TASK TO COMPLETE ▸ Copy out all the lines of the data that hold the word "goal".
━━━━━━━━
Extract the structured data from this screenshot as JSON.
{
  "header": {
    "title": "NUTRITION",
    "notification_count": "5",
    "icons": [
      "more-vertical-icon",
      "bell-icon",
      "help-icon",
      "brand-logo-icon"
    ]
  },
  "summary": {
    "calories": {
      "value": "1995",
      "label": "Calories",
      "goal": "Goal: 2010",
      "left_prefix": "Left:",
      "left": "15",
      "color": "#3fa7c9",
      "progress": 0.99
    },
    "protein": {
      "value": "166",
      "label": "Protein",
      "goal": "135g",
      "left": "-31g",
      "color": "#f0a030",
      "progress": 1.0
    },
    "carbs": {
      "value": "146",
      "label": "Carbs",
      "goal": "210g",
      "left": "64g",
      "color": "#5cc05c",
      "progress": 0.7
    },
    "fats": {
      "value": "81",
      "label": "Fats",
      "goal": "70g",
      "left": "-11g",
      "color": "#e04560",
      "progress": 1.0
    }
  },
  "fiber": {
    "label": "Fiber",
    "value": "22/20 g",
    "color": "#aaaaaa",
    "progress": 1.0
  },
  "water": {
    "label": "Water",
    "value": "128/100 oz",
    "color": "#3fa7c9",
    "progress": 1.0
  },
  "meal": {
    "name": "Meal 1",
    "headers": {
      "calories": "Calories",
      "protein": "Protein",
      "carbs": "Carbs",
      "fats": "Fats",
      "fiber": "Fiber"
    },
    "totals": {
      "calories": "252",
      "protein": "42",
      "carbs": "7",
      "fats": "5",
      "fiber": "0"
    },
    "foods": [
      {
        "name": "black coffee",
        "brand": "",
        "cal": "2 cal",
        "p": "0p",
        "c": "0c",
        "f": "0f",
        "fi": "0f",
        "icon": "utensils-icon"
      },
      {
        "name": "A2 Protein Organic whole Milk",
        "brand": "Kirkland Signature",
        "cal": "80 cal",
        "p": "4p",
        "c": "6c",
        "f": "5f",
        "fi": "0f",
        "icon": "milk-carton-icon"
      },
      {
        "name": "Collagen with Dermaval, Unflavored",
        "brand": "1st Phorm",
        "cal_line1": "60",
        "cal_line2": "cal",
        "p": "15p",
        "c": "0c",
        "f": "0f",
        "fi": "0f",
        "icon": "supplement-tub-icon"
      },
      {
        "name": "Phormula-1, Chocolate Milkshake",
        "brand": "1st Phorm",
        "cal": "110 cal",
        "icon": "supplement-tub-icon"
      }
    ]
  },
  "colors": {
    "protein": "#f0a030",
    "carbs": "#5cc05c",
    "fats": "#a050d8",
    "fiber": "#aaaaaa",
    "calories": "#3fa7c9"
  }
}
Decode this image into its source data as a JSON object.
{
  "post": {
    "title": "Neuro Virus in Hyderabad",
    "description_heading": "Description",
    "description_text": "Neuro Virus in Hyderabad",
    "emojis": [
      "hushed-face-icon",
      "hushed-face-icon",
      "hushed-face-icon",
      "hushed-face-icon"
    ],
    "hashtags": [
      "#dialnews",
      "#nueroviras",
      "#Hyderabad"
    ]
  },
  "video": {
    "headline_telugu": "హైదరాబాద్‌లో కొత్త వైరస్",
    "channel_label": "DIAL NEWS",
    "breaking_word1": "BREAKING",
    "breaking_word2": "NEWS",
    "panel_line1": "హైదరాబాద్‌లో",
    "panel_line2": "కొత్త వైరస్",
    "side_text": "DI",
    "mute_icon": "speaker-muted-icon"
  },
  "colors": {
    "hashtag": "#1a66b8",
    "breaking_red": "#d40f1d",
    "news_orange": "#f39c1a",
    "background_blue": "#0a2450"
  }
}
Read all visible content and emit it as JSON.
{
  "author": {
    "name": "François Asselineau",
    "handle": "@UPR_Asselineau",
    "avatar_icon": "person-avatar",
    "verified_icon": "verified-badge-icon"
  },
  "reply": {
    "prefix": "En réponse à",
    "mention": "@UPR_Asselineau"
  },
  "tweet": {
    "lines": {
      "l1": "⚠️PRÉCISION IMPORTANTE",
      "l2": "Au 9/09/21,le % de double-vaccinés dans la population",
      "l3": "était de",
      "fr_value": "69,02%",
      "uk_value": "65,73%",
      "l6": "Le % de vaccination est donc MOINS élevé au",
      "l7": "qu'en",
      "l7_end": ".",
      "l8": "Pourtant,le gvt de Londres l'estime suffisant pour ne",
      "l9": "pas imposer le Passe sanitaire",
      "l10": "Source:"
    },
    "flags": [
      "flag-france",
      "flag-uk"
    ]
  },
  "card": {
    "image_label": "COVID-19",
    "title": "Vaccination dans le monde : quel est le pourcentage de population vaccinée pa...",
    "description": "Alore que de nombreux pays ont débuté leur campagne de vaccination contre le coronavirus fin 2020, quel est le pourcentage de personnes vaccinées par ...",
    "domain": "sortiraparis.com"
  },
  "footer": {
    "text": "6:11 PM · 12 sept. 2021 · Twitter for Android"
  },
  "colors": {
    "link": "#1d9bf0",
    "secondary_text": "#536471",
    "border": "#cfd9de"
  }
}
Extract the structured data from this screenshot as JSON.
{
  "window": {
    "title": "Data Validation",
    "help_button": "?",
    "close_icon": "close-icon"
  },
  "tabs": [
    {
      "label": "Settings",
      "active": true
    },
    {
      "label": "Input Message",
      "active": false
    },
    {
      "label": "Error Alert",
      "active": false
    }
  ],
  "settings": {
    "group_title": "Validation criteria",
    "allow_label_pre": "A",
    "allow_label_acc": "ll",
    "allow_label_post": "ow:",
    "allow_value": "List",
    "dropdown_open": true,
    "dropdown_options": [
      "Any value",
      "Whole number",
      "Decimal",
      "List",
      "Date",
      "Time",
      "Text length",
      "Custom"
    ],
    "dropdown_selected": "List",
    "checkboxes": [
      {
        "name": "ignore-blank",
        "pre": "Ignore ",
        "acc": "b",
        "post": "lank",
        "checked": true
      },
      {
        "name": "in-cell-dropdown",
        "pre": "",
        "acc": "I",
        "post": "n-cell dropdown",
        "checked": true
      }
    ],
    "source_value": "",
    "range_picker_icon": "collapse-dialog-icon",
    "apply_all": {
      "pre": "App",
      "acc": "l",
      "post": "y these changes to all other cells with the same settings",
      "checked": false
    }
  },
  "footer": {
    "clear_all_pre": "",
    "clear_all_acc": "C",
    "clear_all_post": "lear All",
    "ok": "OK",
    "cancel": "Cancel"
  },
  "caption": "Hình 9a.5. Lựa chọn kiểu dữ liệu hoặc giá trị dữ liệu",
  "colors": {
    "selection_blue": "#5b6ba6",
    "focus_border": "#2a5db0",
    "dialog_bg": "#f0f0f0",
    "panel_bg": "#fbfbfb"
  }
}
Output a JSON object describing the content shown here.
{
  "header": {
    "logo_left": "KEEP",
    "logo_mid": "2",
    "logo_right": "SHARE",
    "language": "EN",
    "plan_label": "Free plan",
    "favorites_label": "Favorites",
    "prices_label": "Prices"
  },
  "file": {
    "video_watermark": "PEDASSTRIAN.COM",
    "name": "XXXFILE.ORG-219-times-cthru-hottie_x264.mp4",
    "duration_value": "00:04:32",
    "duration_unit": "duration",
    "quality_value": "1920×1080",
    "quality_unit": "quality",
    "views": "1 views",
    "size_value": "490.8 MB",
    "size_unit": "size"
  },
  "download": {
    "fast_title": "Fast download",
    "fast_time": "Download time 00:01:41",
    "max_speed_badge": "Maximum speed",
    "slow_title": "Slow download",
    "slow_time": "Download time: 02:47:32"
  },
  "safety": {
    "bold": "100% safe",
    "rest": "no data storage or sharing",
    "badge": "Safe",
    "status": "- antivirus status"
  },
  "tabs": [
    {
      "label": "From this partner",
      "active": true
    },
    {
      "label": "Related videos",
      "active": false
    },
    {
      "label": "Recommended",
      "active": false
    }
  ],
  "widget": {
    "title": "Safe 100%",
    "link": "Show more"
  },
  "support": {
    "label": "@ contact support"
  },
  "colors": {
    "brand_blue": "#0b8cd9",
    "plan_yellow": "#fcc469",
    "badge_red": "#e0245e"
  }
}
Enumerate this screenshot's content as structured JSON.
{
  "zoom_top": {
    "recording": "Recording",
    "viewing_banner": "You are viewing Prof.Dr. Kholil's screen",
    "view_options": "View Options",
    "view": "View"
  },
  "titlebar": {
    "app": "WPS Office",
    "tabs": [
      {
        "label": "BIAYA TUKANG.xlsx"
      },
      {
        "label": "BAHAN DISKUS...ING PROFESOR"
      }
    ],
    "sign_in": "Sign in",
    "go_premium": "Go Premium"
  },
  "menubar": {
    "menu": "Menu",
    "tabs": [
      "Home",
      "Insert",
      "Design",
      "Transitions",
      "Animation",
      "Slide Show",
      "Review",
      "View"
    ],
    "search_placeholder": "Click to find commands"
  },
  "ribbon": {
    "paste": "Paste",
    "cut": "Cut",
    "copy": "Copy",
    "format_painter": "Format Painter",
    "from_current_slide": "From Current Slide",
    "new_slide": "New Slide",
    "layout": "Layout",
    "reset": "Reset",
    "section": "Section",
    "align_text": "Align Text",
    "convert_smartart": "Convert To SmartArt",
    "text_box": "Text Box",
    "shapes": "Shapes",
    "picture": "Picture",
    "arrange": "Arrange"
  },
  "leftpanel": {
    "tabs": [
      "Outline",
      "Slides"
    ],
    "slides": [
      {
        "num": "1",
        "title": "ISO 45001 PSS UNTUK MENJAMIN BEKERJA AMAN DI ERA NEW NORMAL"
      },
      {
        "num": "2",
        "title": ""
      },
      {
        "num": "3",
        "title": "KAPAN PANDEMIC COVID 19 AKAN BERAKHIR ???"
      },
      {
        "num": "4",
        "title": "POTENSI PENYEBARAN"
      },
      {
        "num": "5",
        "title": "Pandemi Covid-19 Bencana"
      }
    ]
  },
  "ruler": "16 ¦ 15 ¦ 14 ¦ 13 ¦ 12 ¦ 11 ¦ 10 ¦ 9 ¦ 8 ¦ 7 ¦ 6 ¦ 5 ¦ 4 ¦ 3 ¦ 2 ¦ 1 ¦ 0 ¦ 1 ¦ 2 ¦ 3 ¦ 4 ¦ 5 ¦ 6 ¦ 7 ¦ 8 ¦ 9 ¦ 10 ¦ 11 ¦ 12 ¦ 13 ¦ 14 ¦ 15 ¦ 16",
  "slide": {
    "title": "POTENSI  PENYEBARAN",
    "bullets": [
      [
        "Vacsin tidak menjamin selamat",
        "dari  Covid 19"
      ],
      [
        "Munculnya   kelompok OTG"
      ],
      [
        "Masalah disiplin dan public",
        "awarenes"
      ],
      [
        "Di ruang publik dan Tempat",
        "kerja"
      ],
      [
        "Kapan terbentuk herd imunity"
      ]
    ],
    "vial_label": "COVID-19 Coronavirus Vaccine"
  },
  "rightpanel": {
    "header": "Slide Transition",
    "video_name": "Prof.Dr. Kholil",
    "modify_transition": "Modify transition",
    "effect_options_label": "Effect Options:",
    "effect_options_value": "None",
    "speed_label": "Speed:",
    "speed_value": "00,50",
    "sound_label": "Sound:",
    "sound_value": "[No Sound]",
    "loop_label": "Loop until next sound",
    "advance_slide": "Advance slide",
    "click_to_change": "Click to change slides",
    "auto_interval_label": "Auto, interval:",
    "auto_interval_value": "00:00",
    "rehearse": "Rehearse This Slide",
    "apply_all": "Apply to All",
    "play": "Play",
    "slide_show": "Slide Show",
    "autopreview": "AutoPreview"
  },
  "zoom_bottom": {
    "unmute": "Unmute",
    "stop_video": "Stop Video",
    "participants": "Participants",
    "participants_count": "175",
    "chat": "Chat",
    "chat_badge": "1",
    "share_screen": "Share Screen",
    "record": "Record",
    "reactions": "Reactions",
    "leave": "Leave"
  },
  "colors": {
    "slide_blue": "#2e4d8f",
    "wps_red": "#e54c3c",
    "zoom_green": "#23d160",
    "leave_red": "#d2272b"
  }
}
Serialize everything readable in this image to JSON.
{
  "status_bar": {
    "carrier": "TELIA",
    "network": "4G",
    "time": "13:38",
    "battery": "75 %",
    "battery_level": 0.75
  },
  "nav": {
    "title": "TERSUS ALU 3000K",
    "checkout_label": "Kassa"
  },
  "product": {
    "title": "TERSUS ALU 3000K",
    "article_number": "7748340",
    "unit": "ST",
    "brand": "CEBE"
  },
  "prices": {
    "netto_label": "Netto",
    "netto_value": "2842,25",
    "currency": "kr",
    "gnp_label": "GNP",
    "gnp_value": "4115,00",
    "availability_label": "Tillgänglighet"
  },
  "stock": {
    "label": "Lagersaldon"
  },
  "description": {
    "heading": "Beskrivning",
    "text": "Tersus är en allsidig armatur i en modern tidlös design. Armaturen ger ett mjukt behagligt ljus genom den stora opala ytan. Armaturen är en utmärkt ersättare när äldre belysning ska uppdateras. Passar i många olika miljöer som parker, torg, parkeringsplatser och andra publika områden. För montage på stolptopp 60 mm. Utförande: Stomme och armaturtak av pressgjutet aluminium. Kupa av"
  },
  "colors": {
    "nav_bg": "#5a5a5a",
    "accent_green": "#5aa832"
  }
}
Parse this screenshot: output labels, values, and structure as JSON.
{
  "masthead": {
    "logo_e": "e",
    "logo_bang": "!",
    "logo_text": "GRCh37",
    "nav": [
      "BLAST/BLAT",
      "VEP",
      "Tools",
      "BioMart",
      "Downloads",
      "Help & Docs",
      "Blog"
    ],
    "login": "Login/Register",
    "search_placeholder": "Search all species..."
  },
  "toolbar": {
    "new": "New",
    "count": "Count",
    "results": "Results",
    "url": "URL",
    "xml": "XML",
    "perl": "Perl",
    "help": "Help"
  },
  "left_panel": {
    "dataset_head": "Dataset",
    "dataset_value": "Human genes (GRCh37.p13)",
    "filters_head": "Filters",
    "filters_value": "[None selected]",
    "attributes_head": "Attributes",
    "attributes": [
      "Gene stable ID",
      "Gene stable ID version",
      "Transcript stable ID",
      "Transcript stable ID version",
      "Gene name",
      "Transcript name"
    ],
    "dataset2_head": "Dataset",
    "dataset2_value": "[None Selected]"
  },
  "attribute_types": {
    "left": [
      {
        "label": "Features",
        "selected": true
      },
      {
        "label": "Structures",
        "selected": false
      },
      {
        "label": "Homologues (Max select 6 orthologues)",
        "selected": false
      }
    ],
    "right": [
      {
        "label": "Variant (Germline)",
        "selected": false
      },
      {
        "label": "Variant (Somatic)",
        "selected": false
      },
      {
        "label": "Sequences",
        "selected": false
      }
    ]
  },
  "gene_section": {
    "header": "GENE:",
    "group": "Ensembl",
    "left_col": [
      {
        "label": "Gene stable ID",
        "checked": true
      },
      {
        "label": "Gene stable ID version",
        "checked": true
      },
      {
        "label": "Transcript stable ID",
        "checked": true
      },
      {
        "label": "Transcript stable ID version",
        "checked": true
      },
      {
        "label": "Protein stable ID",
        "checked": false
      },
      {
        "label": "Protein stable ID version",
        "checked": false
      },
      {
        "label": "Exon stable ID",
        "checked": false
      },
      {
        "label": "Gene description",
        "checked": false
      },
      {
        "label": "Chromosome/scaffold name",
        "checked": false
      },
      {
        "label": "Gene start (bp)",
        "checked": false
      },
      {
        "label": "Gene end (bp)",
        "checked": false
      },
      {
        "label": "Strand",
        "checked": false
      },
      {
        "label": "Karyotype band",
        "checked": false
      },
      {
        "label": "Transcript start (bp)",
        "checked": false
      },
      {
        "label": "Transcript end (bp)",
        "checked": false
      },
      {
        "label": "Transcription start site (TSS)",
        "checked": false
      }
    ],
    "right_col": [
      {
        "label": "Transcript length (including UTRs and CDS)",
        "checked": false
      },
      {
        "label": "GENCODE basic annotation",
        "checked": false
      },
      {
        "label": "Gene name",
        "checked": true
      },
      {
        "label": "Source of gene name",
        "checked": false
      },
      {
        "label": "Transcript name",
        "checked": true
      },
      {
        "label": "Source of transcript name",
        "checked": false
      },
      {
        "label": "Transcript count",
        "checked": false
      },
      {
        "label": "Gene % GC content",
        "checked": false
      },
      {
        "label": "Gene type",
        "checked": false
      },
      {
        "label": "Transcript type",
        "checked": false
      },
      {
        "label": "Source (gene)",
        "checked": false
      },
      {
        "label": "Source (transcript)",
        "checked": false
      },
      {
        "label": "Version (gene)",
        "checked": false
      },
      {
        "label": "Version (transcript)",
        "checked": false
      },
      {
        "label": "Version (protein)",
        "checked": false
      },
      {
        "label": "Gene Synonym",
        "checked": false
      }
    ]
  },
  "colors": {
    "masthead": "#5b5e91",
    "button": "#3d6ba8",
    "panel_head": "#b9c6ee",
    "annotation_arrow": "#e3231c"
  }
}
━━━━━━━━
EXERCISE OUTPUT ▸
      "goal": "Goal: 2010",
      "goal": "135g",
      "goal": "210g",
      "goal": "70g",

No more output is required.